Repeat the listing exactly as given, omitting every image.
>>>
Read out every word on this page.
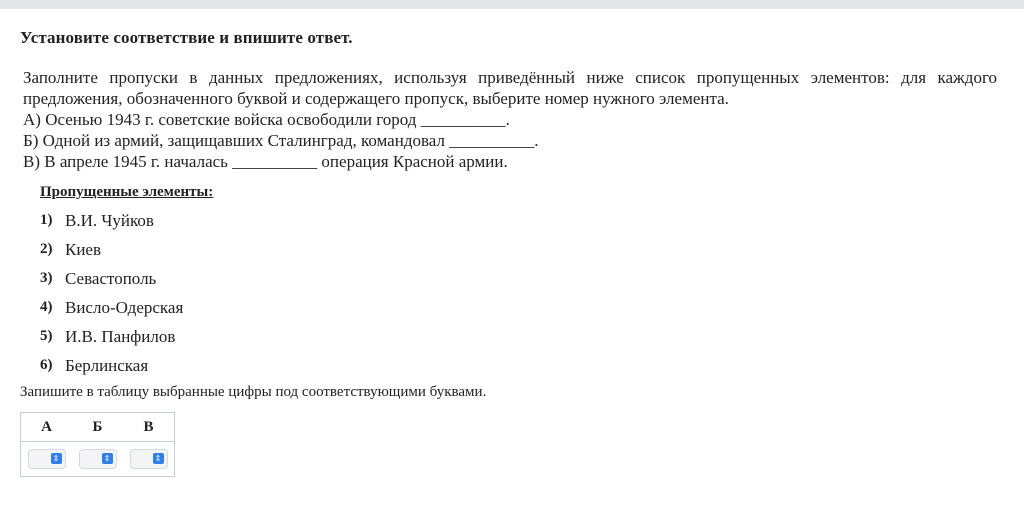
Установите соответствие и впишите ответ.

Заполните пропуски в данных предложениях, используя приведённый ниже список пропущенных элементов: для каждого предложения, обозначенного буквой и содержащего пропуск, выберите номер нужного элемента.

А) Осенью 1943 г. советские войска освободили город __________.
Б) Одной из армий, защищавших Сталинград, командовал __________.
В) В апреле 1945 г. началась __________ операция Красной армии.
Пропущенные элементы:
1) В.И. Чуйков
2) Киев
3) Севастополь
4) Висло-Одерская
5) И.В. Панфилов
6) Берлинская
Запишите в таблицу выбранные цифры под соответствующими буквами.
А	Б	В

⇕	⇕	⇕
<<<
Problem solution:
Read out every word on this page.
Установите соответствие и впишите ответ.

Заполните пропуски в данных предложениях, используя приведённый ниже список пропущенных элементов: для каждого предложения, обозначенного буквой и содержащего пропуск, выберите номер нужного элемента.

А) Осенью 1943 г. советские войска освободили город __________.
Б) Одной из армий, защищавших Сталинград, командовал __________.
В) В апреле 1945 г. началась __________ операция Красной армии.
Пропущенные элементы:
1) В.И. Чуйков
2) Киев
3) Севастополь
4) Висло-Одерская
5) И.В. Панфилов
6) Берлинская
Запишите в таблицу выбранные цифры под соответствующими буквами.
А	Б	В

⇕	⇕	⇕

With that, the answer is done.